* AVAILABLE DATA

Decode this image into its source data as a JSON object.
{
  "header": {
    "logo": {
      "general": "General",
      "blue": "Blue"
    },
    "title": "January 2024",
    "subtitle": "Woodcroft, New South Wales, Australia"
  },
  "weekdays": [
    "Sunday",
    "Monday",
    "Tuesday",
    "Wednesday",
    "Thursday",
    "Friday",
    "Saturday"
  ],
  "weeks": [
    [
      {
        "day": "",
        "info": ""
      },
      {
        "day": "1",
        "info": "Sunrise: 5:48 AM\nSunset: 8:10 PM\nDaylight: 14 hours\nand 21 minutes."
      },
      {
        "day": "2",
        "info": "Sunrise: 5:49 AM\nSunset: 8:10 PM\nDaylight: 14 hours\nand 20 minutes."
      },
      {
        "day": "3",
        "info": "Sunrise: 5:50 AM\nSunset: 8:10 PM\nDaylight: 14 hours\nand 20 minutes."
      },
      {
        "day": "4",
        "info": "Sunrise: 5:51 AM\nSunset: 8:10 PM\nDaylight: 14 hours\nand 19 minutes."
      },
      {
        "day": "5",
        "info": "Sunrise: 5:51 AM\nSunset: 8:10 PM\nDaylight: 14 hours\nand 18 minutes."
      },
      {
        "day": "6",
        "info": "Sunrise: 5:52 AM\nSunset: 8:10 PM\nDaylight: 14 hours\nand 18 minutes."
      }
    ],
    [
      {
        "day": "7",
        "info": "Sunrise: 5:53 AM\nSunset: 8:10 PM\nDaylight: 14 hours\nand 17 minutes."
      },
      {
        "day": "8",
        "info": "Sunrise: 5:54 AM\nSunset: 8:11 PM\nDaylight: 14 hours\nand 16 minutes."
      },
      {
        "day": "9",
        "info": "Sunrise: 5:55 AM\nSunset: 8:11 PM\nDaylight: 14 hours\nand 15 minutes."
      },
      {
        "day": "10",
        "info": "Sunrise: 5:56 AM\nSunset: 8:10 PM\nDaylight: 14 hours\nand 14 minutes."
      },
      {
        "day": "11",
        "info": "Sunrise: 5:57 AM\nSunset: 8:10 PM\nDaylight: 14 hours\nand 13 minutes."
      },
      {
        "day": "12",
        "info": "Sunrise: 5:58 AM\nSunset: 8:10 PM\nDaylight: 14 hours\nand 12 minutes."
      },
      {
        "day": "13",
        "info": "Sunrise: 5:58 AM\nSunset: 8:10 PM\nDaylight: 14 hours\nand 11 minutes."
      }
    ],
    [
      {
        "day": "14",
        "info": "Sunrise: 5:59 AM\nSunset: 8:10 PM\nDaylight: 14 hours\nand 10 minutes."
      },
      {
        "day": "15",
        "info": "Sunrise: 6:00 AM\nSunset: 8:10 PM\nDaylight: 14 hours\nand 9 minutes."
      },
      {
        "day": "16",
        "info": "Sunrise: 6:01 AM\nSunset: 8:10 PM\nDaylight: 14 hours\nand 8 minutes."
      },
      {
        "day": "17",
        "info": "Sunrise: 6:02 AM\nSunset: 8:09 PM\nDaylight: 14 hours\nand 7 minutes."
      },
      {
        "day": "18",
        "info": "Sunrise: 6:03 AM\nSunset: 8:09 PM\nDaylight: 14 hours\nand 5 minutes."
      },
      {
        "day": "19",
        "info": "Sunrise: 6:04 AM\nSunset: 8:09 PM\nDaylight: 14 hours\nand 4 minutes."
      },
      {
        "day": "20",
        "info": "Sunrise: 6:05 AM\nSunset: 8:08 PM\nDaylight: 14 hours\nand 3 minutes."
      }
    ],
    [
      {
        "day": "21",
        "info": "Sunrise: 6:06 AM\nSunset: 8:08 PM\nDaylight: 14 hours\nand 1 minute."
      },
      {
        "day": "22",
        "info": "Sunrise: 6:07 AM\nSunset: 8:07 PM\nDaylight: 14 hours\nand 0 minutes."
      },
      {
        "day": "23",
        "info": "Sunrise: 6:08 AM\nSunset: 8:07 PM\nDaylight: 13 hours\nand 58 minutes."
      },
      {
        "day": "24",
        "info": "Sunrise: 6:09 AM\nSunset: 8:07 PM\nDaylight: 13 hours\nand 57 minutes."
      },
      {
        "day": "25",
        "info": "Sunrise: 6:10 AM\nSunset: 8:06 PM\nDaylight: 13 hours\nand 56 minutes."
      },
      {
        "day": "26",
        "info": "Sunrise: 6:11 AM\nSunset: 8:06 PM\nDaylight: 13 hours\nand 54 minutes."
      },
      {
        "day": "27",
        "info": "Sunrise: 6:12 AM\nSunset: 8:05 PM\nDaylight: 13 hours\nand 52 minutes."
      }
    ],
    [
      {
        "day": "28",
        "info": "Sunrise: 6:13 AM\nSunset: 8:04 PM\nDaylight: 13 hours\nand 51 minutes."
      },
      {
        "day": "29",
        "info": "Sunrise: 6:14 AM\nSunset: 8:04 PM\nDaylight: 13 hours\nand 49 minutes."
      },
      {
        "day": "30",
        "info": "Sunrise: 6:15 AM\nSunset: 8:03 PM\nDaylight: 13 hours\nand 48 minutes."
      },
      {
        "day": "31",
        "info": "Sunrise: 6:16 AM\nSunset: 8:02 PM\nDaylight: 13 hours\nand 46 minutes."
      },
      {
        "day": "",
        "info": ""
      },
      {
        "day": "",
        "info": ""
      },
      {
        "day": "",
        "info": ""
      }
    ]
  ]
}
==
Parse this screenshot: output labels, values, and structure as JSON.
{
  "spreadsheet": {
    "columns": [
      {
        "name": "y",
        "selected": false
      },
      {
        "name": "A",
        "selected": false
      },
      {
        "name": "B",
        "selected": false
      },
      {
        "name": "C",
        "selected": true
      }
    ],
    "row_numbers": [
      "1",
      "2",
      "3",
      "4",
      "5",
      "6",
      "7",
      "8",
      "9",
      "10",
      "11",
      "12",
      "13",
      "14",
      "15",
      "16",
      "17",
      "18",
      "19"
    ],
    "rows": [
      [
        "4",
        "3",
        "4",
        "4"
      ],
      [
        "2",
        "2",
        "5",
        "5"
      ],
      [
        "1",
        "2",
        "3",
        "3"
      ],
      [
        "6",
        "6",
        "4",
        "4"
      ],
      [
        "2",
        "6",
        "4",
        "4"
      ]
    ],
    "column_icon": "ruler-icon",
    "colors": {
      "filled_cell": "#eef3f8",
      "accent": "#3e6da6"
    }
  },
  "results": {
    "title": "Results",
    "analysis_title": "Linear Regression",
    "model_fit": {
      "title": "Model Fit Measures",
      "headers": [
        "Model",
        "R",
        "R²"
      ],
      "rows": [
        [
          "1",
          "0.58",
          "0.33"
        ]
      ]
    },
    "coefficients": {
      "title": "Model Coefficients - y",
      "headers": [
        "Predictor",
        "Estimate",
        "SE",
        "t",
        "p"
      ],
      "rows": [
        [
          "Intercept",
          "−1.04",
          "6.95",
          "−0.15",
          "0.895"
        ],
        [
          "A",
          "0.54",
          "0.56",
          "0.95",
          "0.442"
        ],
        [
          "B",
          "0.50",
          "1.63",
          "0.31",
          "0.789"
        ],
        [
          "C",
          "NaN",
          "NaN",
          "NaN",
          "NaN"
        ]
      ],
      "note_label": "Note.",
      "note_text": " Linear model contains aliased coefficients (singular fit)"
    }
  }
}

* YOUR INSTRUCTIONS
Using the listing above, pull out all lines that hold the word "JSON".

* EXERCISE SOLUTION
Decode this image into its source data as a JSON object.
Parse this screenshot: output labels, values, and structure as JSON.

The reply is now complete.